Data records:
+===+

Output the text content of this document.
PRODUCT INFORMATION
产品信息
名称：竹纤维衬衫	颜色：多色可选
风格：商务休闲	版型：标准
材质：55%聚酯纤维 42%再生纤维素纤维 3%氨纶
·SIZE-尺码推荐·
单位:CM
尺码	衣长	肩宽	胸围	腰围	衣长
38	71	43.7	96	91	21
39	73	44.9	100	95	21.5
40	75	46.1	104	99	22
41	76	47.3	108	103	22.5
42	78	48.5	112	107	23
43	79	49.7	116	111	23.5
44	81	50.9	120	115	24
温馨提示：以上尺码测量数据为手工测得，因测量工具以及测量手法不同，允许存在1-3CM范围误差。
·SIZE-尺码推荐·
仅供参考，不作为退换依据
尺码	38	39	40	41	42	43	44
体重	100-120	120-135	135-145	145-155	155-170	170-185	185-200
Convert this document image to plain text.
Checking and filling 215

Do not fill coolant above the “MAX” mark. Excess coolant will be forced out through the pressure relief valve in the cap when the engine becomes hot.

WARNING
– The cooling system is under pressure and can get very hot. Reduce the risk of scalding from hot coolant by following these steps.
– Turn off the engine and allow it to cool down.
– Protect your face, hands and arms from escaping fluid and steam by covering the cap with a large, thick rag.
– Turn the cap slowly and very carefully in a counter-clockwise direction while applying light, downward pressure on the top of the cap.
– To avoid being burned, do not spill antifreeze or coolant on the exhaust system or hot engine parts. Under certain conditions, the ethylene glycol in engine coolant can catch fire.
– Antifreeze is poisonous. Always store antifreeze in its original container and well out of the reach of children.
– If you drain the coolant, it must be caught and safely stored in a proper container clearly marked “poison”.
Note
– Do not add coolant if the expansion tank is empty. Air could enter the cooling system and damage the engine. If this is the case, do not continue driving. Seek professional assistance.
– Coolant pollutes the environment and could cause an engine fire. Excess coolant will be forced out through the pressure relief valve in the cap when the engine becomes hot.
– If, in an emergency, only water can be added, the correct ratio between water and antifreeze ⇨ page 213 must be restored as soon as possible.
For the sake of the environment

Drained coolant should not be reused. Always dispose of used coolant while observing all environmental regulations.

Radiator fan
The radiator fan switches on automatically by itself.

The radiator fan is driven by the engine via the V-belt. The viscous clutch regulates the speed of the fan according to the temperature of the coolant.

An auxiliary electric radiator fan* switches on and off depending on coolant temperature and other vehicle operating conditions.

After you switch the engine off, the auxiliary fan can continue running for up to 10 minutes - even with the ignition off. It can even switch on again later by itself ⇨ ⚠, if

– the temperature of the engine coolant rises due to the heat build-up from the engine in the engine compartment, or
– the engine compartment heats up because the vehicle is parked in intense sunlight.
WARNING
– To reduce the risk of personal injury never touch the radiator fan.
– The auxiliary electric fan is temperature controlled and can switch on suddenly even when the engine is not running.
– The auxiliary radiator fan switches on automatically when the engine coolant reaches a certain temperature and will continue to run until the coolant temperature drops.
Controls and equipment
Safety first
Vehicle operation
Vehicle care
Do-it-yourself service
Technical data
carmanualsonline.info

+===+

Write the material out exactly, with nothing left out.

Output the text content of this document.
PRODUCT INFORMATION
产品信息
名称：竹纤维衬衫	颜色：多色可选
风格：商务休闲	版型：标准
材质：55%聚酯纤维 42%再生纤维素纤维 3%氨纶
·SIZE-尺码推荐·
单位:CM
尺码	衣长	肩宽	胸围	腰围	衣长
38	71	43.7	96	91	21
39	73	44.9	100	95	21.5
40	75	46.1	104	99	22
41	76	47.3	108	103	22.5
42	78	48.5	112	107	23
43	79	49.7	116	111	23.5
44	81	50.9	120	115	24
温馨提示：以上尺码测量数据为手工测得，因测量工具以及测量手法不同，允许存在1-3CM范围误差。
·SIZE-尺码推荐·
仅供参考，不作为退换依据
尺码	38	39	40	41	42	43	44
体重	100-120	120-135	135-145	145-155	155-170	170-185	185-200
Convert this document image to plain text.
Checking and filling 215

Do not fill coolant above the “MAX” mark. Excess coolant will be forced out through the pressure relief valve in the cap when the engine becomes hot.

WARNING
– The cooling system is under pressure and can get very hot. Reduce the risk of scalding from hot coolant by following these steps.
– Turn off the engine and allow it to cool down.
– Protect your face, hands and arms from escaping fluid and steam by covering the cap with a large, thick rag.
– Turn the cap slowly and very carefully in a counter-clockwise direction while applying light, downward pressure on the top of the cap.
– To avoid being burned, do not spill antifreeze or coolant on the exhaust system or hot engine parts. Under certain conditions, the ethylene glycol in engine coolant can catch fire.
– Antifreeze is poisonous. Always store antifreeze in its original container and well out of the reach of children.
– If you drain the coolant, it must be caught and safely stored in a proper container clearly marked “poison”.
Note
– Do not add coolant if the expansion tank is empty. Air could enter the cooling system and damage the engine. If this is the case, do not continue driving. Seek professional assistance.
– Coolant pollutes the environment and could cause an engine fire. Excess coolant will be forced out through the pressure relief valve in the cap when the engine becomes hot.
– If, in an emergency, only water can be added, the correct ratio between water and antifreeze ⇨ page 213 must be restored as soon as possible.
For the sake of the environment

Drained coolant should not be reused. Always dispose of used coolant while observing all environmental regulations.

Radiator fan
The radiator fan switches on automatically by itself.

The radiator fan is driven by the engine via the V-belt. The viscous clutch regulates the speed of the fan according to the temperature of the coolant.

An auxiliary electric radiator fan* switches on and off depending on coolant temperature and other vehicle operating conditions.

After you switch the engine off, the auxiliary fan can continue running for up to 10 minutes - even with the ignition off. It can even switch on again later by itself ⇨ ⚠, if

– the temperature of the engine coolant rises due to the heat build-up from the engine in the engine compartment, or
– the engine compartment heats up because the vehicle is parked in intense sunlight.
WARNING
– To reduce the risk of personal injury never touch the radiator fan.
– The auxiliary electric fan is temperature controlled and can switch on suddenly even when the engine is not running.
– The auxiliary radiator fan switches on automatically when the engine coolant reaches a certain temperature and will continue to run until the coolant temperature drops.
Controls and equipment
Safety first
Vehicle operation
Vehicle care
Do-it-yourself service
Technical data
carmanualsonline.info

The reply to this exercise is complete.